• Exercise
Output the material below in its entirety, exactly as given.

• Input rows
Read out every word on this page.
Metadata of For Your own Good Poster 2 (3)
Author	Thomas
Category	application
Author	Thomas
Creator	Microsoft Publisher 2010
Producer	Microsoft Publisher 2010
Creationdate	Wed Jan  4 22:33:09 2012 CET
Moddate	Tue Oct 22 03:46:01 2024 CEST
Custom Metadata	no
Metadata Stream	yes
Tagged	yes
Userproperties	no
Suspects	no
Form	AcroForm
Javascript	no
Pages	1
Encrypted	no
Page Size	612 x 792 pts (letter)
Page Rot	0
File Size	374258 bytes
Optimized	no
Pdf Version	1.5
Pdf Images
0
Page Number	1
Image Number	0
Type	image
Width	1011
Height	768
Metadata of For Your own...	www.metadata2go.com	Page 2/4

• Response
Read out every word on this page.
Metadata of For Your own Good Poster 2 (3)
Author	Thomas
Category	application
Author	Thomas
Creator	Microsoft Publisher 2010
Producer	Microsoft Publisher 2010
Creationdate	Wed Jan  4 22:33:09 2012 CET
Moddate	Tue Oct 22 03:46:01 2024 CEST
Custom Metadata	no
Metadata Stream	yes
Tagged	yes
Userproperties	no
Suspects	no
Form	AcroForm
Javascript	no
Pages	1
Encrypted	no
Page Size	612 x 792 pts (letter)
Page Rot	0
File Size	374258 bytes
Optimized	no
Pdf Version	1.5
Pdf Images
0
Page Number	1
Image Number	0
Type	image
Width	1011
Height	768
Metadata of For Your own...	www.metadata2go.com	Page 2/4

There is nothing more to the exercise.